Goal of the exercise:
Starting at the line that holds "Type out the text in this image.", restate every line word for word up to and including the last one in the listing below, and omit all pictures.

Information provided:
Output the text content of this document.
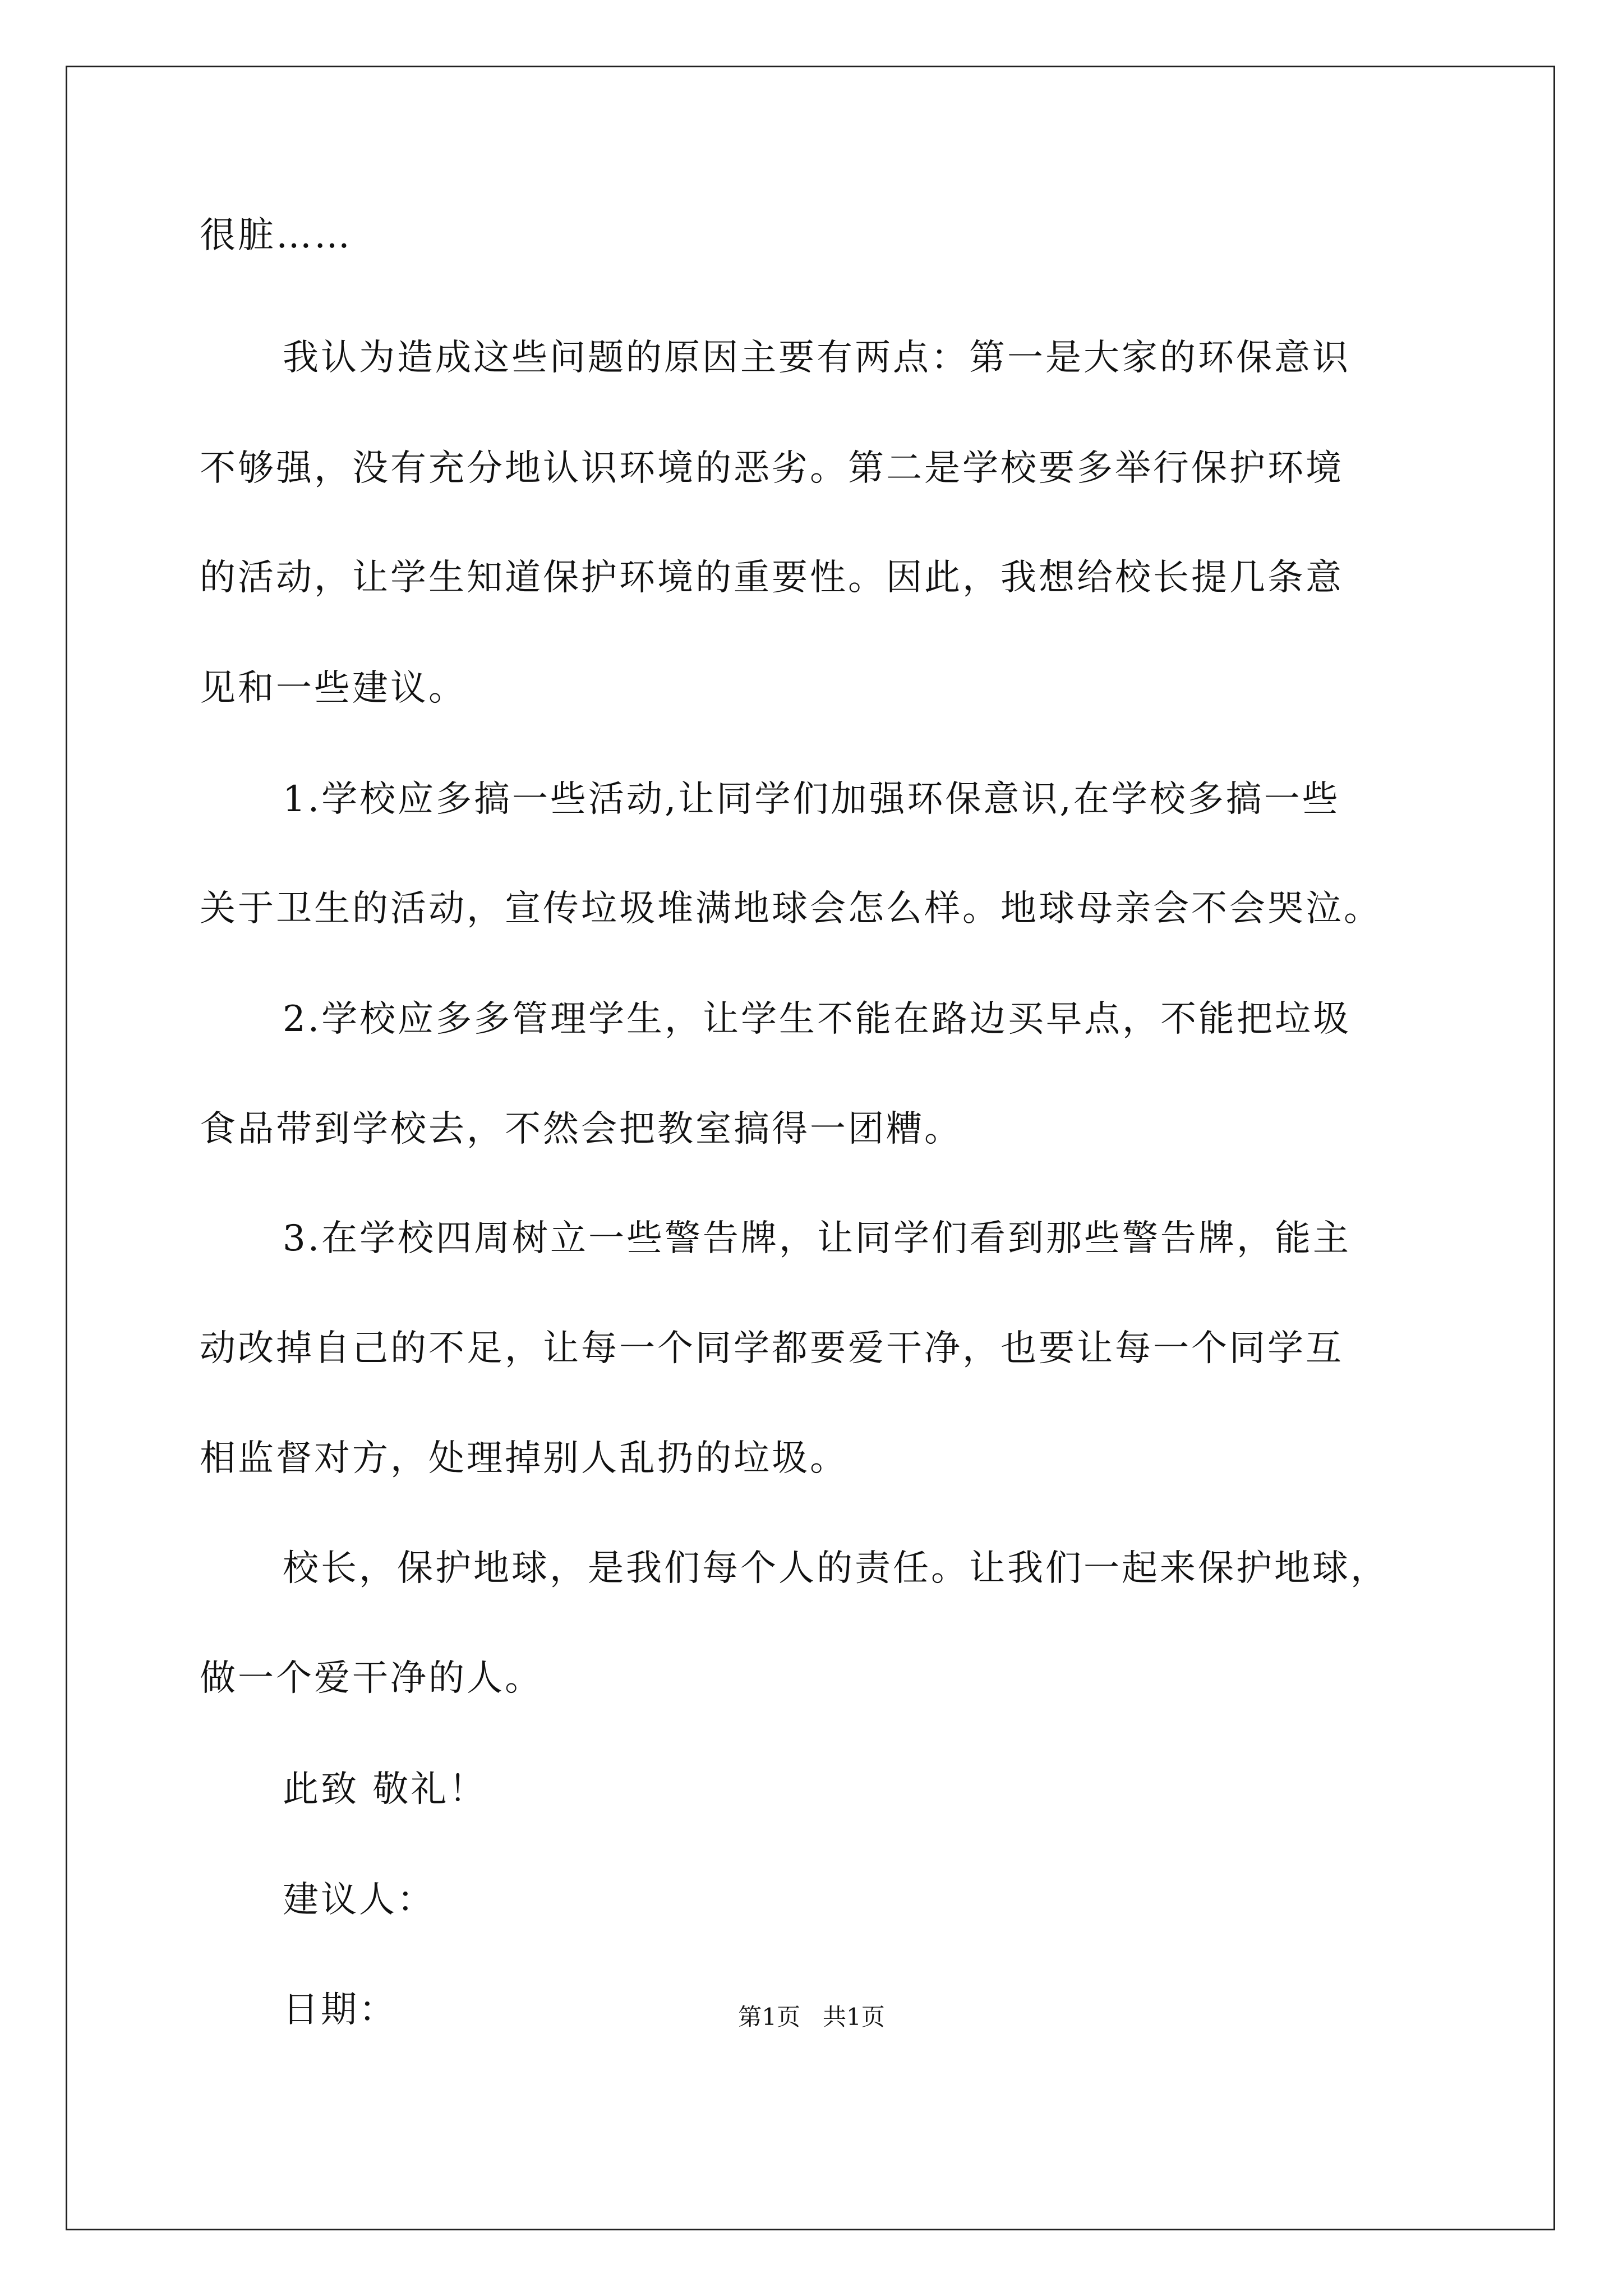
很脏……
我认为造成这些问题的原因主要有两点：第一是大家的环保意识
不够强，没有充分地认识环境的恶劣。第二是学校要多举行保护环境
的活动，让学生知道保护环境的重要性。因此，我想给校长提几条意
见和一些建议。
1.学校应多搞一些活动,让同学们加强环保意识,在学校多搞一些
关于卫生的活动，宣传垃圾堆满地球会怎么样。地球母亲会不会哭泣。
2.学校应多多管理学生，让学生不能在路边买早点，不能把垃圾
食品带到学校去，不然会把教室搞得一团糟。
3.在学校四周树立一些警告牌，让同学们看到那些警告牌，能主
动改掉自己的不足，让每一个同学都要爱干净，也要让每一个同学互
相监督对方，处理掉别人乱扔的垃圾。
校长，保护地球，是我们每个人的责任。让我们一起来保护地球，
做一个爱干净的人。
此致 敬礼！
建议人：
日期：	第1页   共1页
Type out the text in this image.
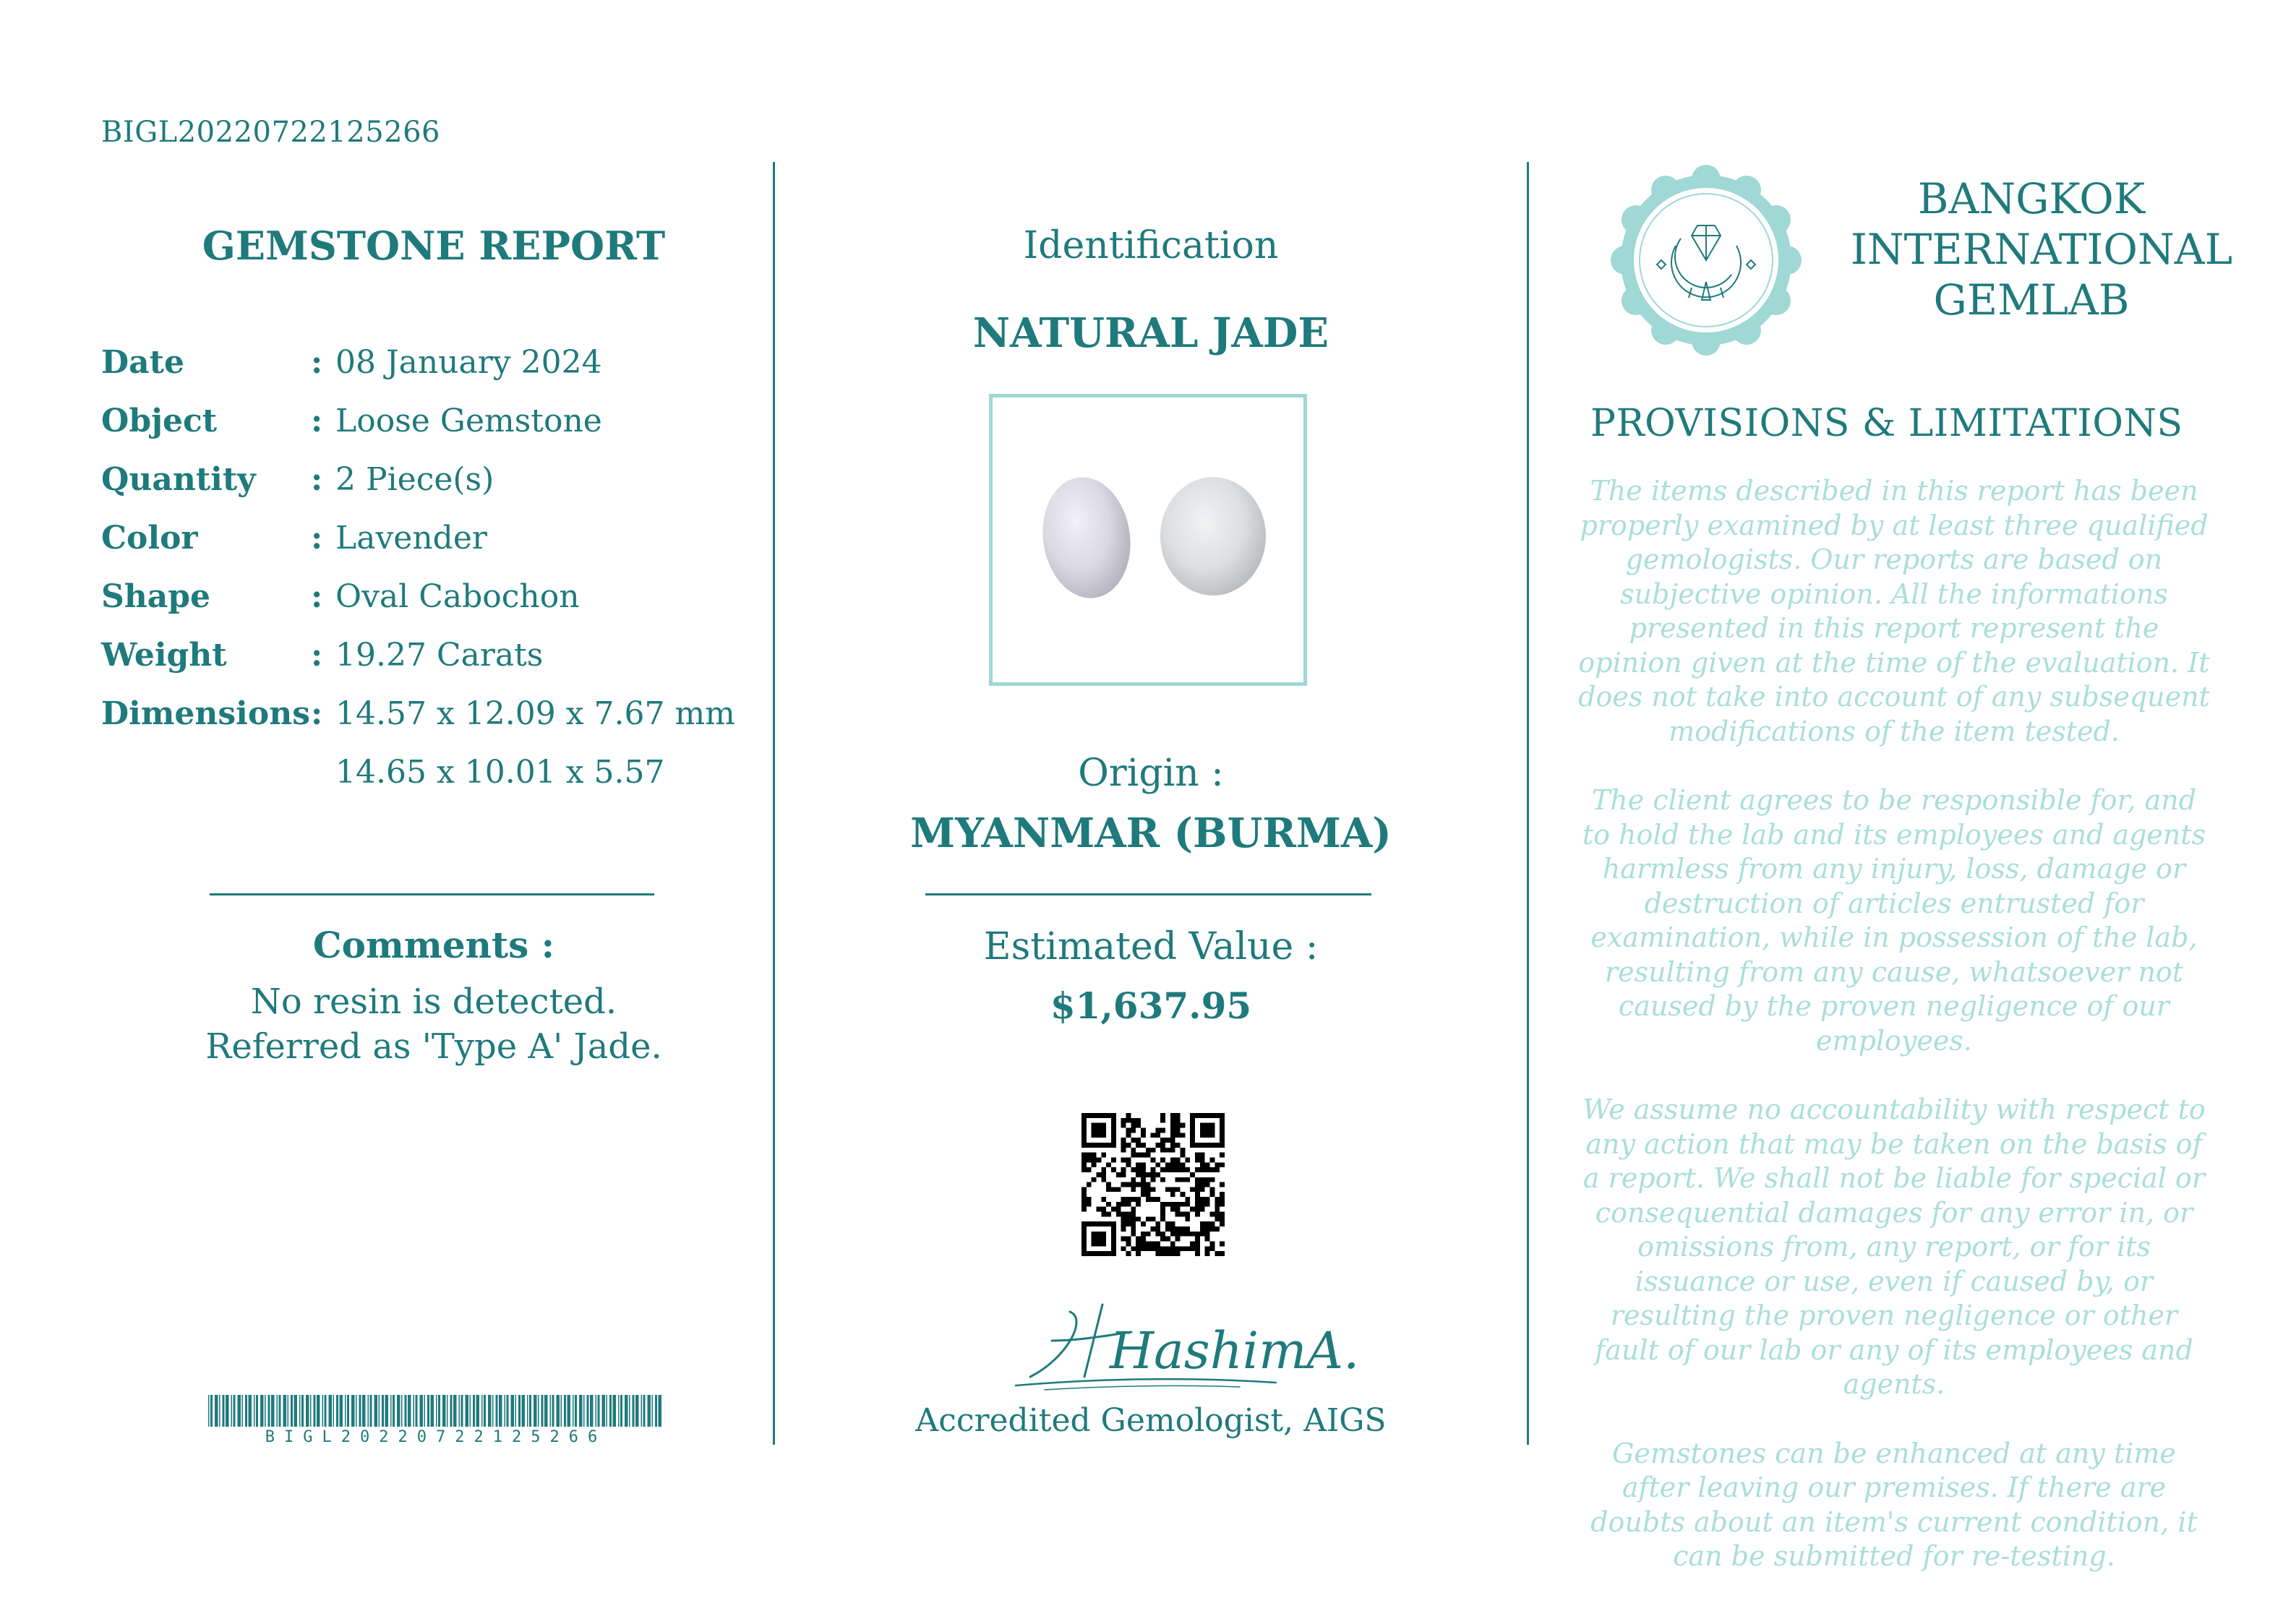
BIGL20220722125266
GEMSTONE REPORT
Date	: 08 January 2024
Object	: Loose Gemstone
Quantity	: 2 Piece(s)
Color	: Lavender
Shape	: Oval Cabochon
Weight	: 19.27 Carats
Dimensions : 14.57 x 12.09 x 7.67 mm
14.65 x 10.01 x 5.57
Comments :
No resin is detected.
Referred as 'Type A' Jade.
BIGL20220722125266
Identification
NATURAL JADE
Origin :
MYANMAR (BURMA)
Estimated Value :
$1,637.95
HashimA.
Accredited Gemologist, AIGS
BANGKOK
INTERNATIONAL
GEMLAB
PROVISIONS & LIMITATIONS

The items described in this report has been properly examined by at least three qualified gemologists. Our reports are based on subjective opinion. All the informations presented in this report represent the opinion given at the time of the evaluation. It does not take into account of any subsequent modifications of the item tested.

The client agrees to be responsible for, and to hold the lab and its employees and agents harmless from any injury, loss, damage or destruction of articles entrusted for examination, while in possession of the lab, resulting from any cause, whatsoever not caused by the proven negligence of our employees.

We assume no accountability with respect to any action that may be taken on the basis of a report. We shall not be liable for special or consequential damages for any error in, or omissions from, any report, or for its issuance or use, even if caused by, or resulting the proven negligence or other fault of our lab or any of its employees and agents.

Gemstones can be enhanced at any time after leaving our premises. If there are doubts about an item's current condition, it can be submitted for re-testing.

Complete response:
Type out the text in this image.
BIGL20220722125266
GEMSTONE REPORT
Date	: 08 January 2024
Object	: Loose Gemstone
Quantity	: 2 Piece(s)
Color	: Lavender
Shape	: Oval Cabochon
Weight	: 19.27 Carats
Dimensions : 14.57 x 12.09 x 7.67 mm
14.65 x 10.01 x 5.57
Comments :
No resin is detected.
Referred as 'Type A' Jade.
BIGL20220722125266
Identification
NATURAL JADE
Origin :
MYANMAR (BURMA)
Estimated Value :
$1,637.95
HashimA.
Accredited Gemologist, AIGS
BANGKOK
INTERNATIONAL
GEMLAB
PROVISIONS & LIMITATIONS

The items described in this report has been properly examined by at least three qualified gemologists. Our reports are based on subjective opinion. All the informations presented in this report represent the opinion given at the time of the evaluation. It does not take into account of any subsequent modifications of the item tested.

The client agrees to be responsible for, and to hold the lab and its employees and agents harmless from any injury, loss, damage or destruction of articles entrusted for examination, while in possession of the lab, resulting from any cause, whatsoever not caused by the proven negligence of our employees.

We assume no accountability with respect to any action that may be taken on the basis of a report. We shall not be liable for special or consequential damages for any error in, or omissions from, any report, or for its issuance or use, even if caused by, or resulting the proven negligence or other fault of our lab or any of its employees and agents.

Gemstones can be enhanced at any time after leaving our premises. If there are doubts about an item's current condition, it can be submitted for re-testing.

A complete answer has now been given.